Saved entries:
•••••

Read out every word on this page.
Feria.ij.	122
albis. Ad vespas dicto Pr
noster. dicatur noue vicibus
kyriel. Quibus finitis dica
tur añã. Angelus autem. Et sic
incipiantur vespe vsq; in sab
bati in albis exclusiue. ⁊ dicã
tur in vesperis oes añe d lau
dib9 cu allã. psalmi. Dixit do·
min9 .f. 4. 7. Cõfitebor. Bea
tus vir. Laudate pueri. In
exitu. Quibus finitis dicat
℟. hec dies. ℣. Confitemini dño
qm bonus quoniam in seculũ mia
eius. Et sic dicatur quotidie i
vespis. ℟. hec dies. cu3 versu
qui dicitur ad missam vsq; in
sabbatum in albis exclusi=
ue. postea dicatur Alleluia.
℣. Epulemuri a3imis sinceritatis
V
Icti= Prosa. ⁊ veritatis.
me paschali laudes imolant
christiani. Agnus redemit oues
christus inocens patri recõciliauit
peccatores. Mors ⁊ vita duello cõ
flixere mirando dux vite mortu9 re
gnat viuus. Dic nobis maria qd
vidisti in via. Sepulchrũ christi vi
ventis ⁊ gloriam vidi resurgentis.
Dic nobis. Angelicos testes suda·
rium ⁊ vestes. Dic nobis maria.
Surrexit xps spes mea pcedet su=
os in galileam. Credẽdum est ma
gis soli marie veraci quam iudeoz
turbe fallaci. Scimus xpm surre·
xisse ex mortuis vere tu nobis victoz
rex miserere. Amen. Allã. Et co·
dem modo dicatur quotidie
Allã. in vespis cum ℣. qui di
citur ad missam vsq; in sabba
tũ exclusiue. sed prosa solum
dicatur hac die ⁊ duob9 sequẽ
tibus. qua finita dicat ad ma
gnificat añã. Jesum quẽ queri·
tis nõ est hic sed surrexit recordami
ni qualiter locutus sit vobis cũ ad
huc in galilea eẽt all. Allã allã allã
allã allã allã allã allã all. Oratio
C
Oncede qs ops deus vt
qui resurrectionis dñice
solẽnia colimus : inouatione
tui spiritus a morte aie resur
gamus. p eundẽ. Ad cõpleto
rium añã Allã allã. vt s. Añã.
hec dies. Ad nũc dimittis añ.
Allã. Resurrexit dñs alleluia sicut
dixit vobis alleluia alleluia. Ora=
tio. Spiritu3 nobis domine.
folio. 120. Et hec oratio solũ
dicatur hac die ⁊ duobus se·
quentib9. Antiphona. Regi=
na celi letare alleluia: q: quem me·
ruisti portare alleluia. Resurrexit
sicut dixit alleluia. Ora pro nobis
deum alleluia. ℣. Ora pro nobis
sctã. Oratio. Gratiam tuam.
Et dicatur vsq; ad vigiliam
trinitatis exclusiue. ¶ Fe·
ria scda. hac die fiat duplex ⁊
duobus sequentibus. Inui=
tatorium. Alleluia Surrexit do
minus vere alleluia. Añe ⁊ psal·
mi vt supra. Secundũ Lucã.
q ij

•••••

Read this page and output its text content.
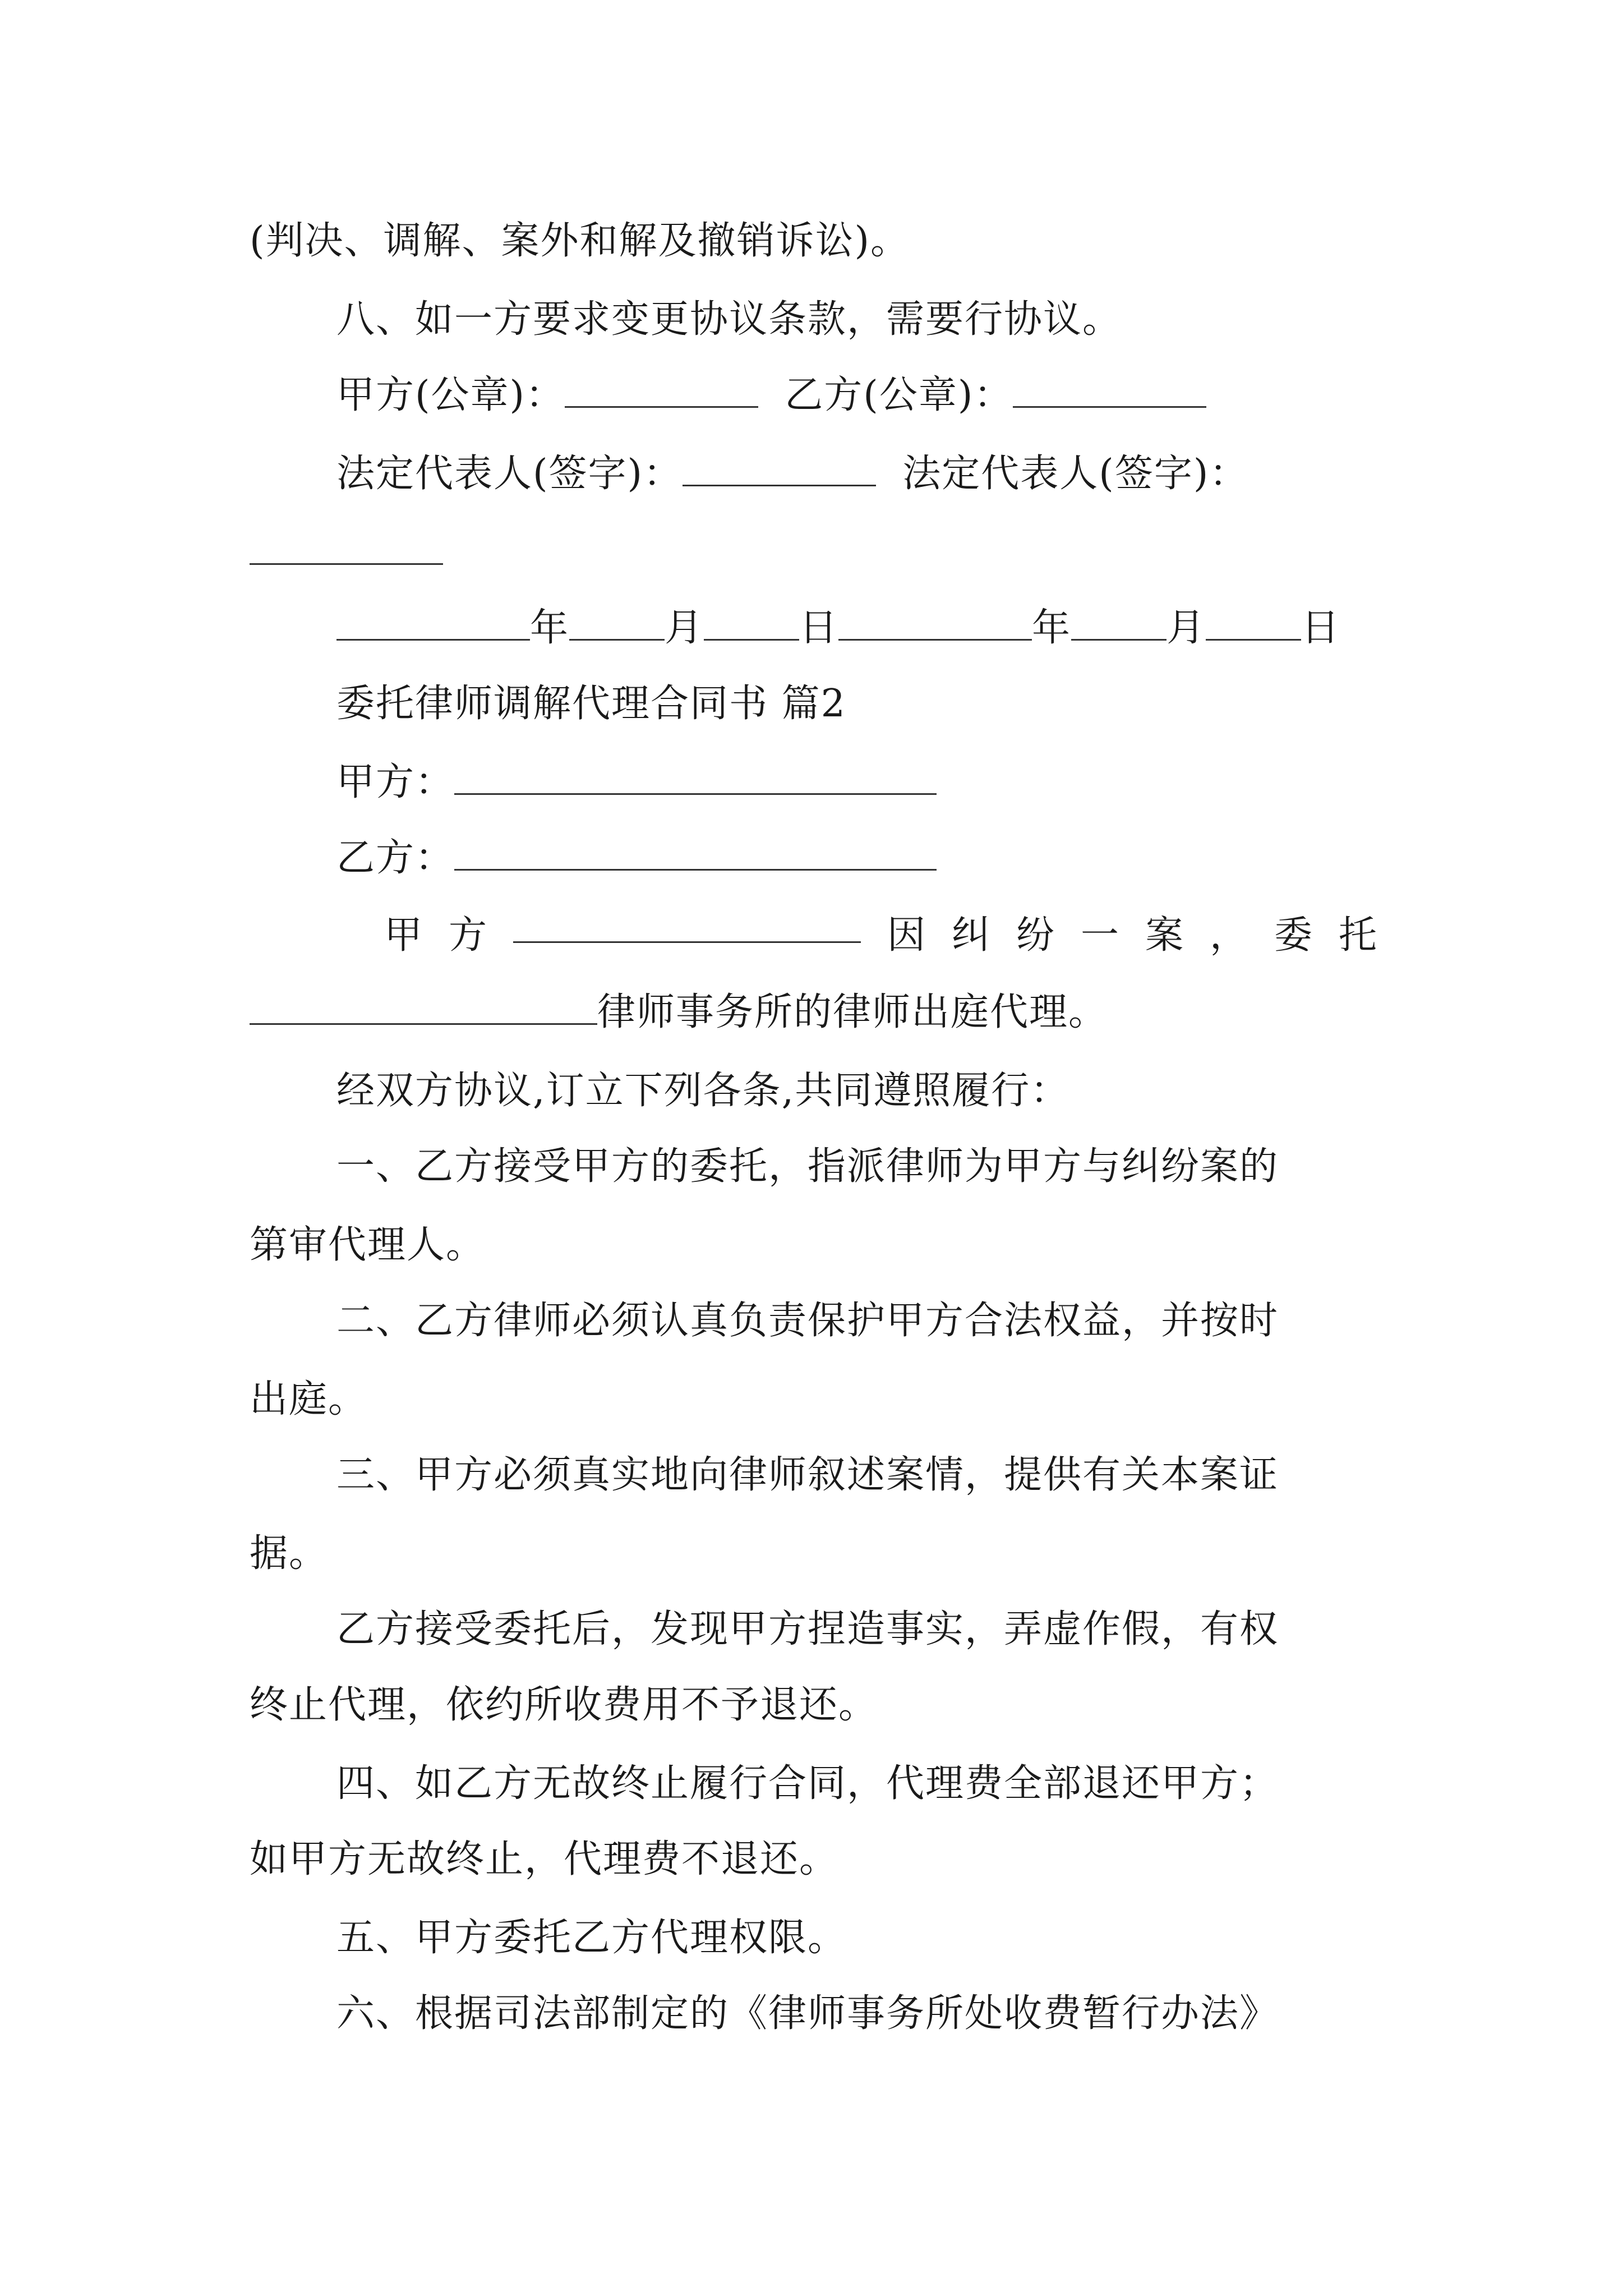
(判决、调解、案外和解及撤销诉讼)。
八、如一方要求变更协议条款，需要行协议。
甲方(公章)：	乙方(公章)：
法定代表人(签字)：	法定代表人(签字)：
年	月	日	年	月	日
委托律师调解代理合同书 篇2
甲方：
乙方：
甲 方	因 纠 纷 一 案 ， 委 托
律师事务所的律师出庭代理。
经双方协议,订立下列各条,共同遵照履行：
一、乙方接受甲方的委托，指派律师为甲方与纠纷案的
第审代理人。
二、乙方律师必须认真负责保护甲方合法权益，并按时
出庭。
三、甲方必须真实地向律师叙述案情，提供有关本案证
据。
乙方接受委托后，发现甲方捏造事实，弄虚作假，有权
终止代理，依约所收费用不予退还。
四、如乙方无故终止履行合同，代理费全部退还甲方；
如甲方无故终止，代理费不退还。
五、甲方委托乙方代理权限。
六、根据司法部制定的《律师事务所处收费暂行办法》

•••••

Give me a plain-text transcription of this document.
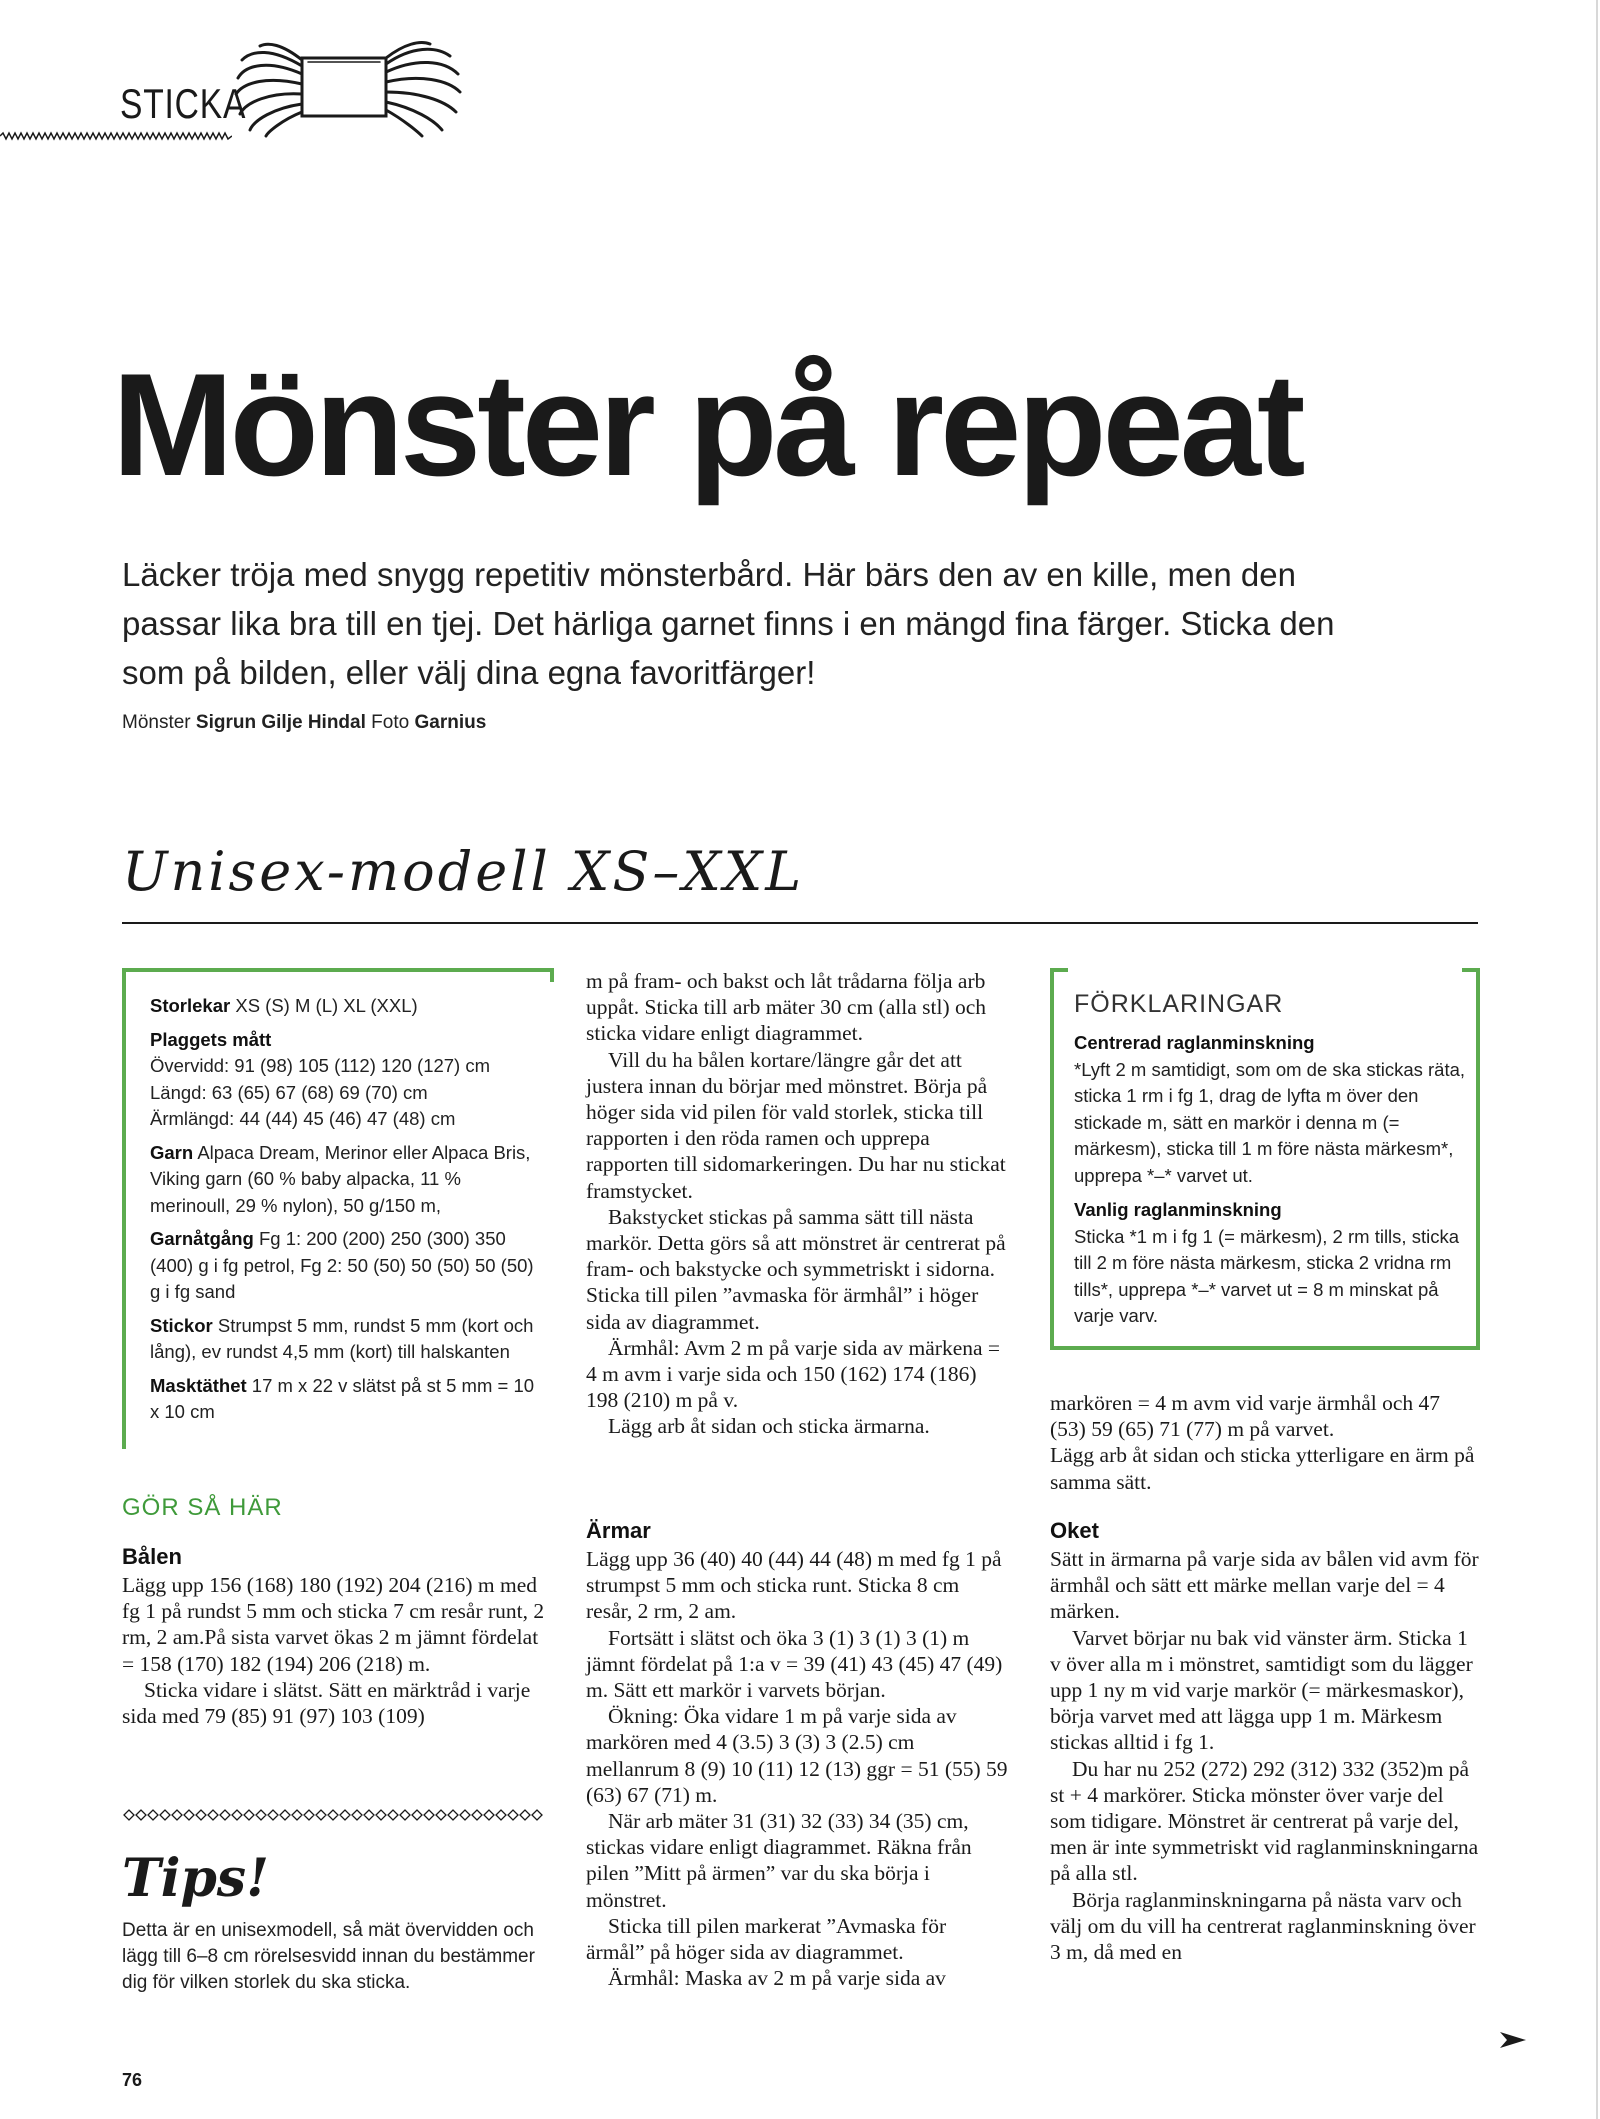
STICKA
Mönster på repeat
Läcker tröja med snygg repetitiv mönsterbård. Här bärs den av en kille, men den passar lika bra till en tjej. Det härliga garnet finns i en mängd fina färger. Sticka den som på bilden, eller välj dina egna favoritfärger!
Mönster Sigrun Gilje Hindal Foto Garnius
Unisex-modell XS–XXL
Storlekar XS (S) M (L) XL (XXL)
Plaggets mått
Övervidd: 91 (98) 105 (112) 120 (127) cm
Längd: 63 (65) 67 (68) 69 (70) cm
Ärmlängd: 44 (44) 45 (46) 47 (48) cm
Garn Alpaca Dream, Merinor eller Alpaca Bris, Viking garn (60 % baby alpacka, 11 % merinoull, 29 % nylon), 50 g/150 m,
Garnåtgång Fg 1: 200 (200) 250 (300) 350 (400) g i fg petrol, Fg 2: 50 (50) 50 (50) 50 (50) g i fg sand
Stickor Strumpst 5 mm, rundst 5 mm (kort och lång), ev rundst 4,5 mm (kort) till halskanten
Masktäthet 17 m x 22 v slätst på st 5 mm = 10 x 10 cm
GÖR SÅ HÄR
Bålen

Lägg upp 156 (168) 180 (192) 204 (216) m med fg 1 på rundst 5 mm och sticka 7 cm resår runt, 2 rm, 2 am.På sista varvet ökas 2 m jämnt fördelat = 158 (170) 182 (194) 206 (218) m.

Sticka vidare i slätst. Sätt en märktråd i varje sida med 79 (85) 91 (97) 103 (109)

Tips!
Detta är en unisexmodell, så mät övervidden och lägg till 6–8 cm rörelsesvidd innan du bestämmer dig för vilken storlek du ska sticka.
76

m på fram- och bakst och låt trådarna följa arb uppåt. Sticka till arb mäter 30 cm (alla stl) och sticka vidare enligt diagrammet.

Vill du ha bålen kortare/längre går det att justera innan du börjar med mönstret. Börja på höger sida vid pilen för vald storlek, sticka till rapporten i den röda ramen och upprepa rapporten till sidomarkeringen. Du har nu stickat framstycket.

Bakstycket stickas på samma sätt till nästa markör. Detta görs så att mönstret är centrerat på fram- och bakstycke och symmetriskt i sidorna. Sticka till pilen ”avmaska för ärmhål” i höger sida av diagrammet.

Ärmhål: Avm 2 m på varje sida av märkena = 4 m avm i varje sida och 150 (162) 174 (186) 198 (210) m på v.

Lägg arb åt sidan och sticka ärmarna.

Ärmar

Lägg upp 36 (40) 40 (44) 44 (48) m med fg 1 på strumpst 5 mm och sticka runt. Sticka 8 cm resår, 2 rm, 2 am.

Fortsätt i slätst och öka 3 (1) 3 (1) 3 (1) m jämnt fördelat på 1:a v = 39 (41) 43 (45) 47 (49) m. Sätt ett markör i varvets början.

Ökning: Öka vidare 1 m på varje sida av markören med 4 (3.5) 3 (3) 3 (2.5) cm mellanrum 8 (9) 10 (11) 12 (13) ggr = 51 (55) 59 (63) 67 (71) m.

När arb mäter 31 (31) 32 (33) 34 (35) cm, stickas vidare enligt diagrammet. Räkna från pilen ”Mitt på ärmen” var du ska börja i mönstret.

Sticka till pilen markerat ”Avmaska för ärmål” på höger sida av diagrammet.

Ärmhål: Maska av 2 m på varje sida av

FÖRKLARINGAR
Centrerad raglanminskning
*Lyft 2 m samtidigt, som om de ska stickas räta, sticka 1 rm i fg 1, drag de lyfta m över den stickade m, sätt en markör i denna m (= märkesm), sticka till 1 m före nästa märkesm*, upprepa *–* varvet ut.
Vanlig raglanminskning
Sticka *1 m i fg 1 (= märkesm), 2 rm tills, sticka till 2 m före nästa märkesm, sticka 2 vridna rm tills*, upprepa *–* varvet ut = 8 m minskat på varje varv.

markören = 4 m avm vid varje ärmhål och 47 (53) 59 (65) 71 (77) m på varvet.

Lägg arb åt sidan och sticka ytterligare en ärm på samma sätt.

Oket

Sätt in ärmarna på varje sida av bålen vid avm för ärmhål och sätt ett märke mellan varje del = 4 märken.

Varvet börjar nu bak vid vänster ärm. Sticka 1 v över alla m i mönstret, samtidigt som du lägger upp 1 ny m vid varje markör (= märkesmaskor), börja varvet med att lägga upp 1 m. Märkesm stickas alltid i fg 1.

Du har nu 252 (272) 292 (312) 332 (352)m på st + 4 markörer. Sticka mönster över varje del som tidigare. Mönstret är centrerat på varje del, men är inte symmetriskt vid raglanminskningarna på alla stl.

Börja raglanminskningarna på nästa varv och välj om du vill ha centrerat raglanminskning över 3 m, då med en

•••••

▶ [Given task]:
Check every line for "nobis" and show the ones that have it.

▶ [Answer to the task]:
gnat viuus. Dic nobis maria qd
Dic nobis. Angelicos testes suda·
rium ⁊ vestes. Dic nobis maria.
xisse ex mortuis vere tu nobis victoz
tio. Spiritu3 nobis domine.
sicut dixit alleluia. Ora pro nobis
deum alleluia. ℣. Ora pro nobis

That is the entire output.